§ **STATED EXERCISE**:
Reproduce each line that includes the word "있습니다".

§ **RECORDS SHOWN**:
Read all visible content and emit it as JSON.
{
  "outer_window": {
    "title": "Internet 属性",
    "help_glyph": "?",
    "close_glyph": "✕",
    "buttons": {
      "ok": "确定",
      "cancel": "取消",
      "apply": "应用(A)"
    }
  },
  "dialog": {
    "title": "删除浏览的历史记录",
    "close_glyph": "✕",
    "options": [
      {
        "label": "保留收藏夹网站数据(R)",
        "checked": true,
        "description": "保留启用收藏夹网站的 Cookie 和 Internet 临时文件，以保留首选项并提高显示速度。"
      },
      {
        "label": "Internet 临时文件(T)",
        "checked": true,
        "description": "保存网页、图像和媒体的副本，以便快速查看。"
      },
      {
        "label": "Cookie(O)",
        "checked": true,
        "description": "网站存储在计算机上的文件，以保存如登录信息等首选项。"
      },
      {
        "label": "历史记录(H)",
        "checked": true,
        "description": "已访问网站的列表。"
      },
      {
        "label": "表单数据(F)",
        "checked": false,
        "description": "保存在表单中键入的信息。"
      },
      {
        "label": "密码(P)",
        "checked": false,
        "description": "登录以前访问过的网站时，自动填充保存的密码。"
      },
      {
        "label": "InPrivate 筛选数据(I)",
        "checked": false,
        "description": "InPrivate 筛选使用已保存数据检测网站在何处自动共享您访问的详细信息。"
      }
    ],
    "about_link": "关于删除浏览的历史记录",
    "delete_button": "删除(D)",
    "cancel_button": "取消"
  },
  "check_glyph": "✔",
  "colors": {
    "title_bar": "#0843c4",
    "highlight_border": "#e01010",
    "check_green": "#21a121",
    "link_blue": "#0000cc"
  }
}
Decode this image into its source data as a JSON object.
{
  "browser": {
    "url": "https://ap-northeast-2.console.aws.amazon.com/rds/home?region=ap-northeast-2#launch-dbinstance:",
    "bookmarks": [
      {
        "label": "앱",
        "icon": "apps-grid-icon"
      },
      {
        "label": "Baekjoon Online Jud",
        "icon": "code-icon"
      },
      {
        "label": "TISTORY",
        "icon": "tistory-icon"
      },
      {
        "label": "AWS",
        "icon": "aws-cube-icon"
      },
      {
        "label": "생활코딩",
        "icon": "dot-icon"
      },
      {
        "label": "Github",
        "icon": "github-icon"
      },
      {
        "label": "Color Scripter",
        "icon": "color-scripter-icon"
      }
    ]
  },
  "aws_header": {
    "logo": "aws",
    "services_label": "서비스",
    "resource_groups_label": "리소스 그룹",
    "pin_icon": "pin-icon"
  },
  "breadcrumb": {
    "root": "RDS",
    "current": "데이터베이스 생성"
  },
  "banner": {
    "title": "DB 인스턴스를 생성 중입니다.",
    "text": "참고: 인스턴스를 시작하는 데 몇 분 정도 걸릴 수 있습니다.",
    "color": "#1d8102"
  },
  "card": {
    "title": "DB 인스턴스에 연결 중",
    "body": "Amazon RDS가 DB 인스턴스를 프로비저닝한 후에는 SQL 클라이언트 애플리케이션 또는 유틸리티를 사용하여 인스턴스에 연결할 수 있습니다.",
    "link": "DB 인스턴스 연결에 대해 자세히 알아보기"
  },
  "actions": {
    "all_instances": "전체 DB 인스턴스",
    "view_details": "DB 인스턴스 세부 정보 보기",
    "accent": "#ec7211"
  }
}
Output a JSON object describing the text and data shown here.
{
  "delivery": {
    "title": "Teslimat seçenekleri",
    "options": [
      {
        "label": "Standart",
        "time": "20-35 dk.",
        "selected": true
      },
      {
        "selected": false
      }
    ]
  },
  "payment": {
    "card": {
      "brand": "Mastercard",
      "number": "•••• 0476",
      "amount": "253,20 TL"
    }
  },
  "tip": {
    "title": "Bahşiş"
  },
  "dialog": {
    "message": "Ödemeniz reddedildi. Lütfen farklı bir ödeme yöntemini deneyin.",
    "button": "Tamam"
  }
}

§ **ANSWER**:
    "text": "참고: 인스턴스를 시작하는 데 몇 분 정도 걸릴 수 있습니다.",
    "body": "Amazon RDS가 DB 인스턴스를 프로비저닝한 후에는 SQL 클라이언트 애플리케이션 또는 유틸리티를 사용하여 인스턴스에 연결할 수 있습니다.",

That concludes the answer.